Directions for this task: Give every entry again, unchanged, and leave its images out.

#####

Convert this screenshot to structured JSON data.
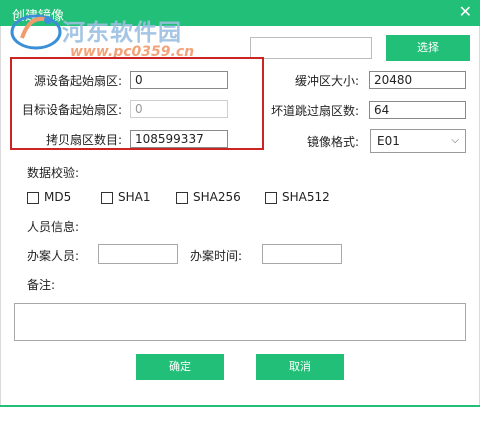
{
  "window": {
    "title": "创建镜像",
    "close_icon": "close-icon"
  },
  "watermark": {
    "title": "河东软件园",
    "url": "www.pc0359.cn"
  },
  "browse": {
    "label": "选择",
    "path_value": ""
  },
  "fields": {
    "source_start_label": "源设备起始扇区:",
    "source_start_value": "0",
    "target_start_label": "目标设备起始扇区:",
    "target_start_value": "0",
    "copy_count_label": "拷贝扇区数目:",
    "copy_count_value": "108599337",
    "buffer_label": "缓冲区大小:",
    "buffer_value": "20480",
    "skip_label": "坏道跳过扇区数:",
    "skip_value": "64",
    "format_label": "镜像格式:",
    "format_value": "E01"
  },
  "checksum": {
    "label": "数据校验:",
    "options": [
      "MD5",
      "SHA1",
      "SHA256",
      "SHA512"
    ]
  },
  "personnel": {
    "label": "人员信息:",
    "handler_label": "办案人员:",
    "time_label": "办案时间:",
    "handler_value": "",
    "time_value": ""
  },
  "notes": {
    "label": "备注:",
    "value": ""
  },
  "buttons": {
    "ok": "确定",
    "cancel": "取消"
  },
  "colors": {
    "accent": "#22bf78",
    "highlight": "#cc2323"
  }
}
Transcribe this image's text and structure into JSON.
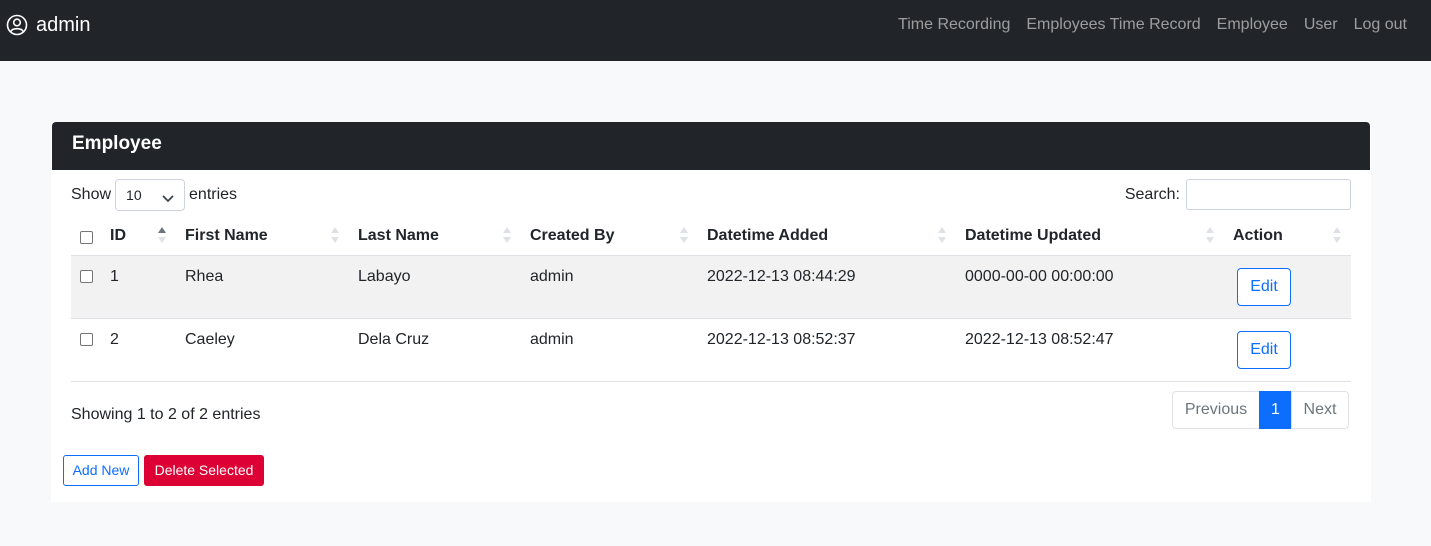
{
  "navbar": {
    "brand_icon": "user-circle-icon",
    "brand_name": "admin",
    "links": [
      "Time Recording",
      "Employees Time Record",
      "Employee",
      "User",
      "Log out"
    ]
  },
  "card": {
    "title": "Employee",
    "show_label": "Show",
    "page_size": "10",
    "entries_label": "entries",
    "search_label": "Search:",
    "search_value": ""
  },
  "table": {
    "headers": [
      "ID",
      "First Name",
      "Last Name",
      "Created By",
      "Datetime Added",
      "Datetime Updated",
      "Action"
    ],
    "rows": [
      {
        "id": "1",
        "first": "Rhea",
        "last": "Labayo",
        "created_by": "admin",
        "added": "2022-12-13 08:44:29",
        "updated": "0000-00-00 00:00:00",
        "action": "Edit"
      },
      {
        "id": "2",
        "first": "Caeley",
        "last": "Dela Cruz",
        "created_by": "admin",
        "added": "2022-12-13 08:52:37",
        "updated": "2022-12-13 08:52:47",
        "action": "Edit"
      }
    ]
  },
  "footer": {
    "info": "Showing 1 to 2 of 2 entries",
    "prev": "Previous",
    "current_page": "1",
    "next": "Next",
    "add_new": "Add New",
    "delete_selected": "Delete Selected"
  },
  "colors": {
    "navbar_bg": "#212529",
    "primary": "#0d6efd",
    "danger": "#dc0035",
    "page_bg": "#f8f9fa"
  }
}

#####

Result:
Convert this screenshot to structured JSON data.
{
  "window": {
    "title": "创建镜像",
    "close_icon": "close-icon"
  },
  "watermark": {
    "title": "河东软件园",
    "url": "www.pc0359.cn"
  },
  "browse": {
    "label": "选择",
    "path_value": ""
  },
  "fields": {
    "source_start_label": "源设备起始扇区:",
    "source_start_value": "0",
    "target_start_label": "目标设备起始扇区:",
    "target_start_value": "0",
    "copy_count_label": "拷贝扇区数目:",
    "copy_count_value": "108599337",
    "buffer_label": "缓冲区大小:",
    "buffer_value": "20480",
    "skip_label": "坏道跳过扇区数:",
    "skip_value": "64",
    "format_label": "镜像格式:",
    "format_value": "E01"
  },
  "checksum": {
    "label": "数据校验:",
    "options": [
      "MD5",
      "SHA1",
      "SHA256",
      "SHA512"
    ]
  },
  "personnel": {
    "label": "人员信息:",
    "handler_label": "办案人员:",
    "time_label": "办案时间:",
    "handler_value": "",
    "time_value": ""
  },
  "notes": {
    "label": "备注:",
    "value": ""
  },
  "buttons": {
    "ok": "确定",
    "cancel": "取消"
  },
  "colors": {
    "accent": "#22bf78",
    "highlight": "#cc2323"
  }
}
Transcribe this image's text and structure into JSON.
{
  "navbar": {
    "brand_icon": "user-circle-icon",
    "brand_name": "admin",
    "links": [
      "Time Recording",
      "Employees Time Record",
      "Employee",
      "User",
      "Log out"
    ]
  },
  "card": {
    "title": "Employee",
    "show_label": "Show",
    "page_size": "10",
    "entries_label": "entries",
    "search_label": "Search:",
    "search_value": ""
  },
  "table": {
    "headers": [
      "ID",
      "First Name",
      "Last Name",
      "Created By",
      "Datetime Added",
      "Datetime Updated",
      "Action"
    ],
    "rows": [
      {
        "id": "1",
        "first": "Rhea",
        "last": "Labayo",
        "created_by": "admin",
        "added": "2022-12-13 08:44:29",
        "updated": "0000-00-00 00:00:00",
        "action": "Edit"
      },
      {
        "id": "2",
        "first": "Caeley",
        "last": "Dela Cruz",
        "created_by": "admin",
        "added": "2022-12-13 08:52:37",
        "updated": "2022-12-13 08:52:47",
        "action": "Edit"
      }
    ]
  },
  "footer": {
    "info": "Showing 1 to 2 of 2 entries",
    "prev": "Previous",
    "current_page": "1",
    "next": "Next",
    "add_new": "Add New",
    "delete_selected": "Delete Selected"
  },
  "colors": {
    "navbar_bg": "#212529",
    "primary": "#0d6efd",
    "danger": "#dc0035",
    "page_bg": "#f8f9fa"
  }
}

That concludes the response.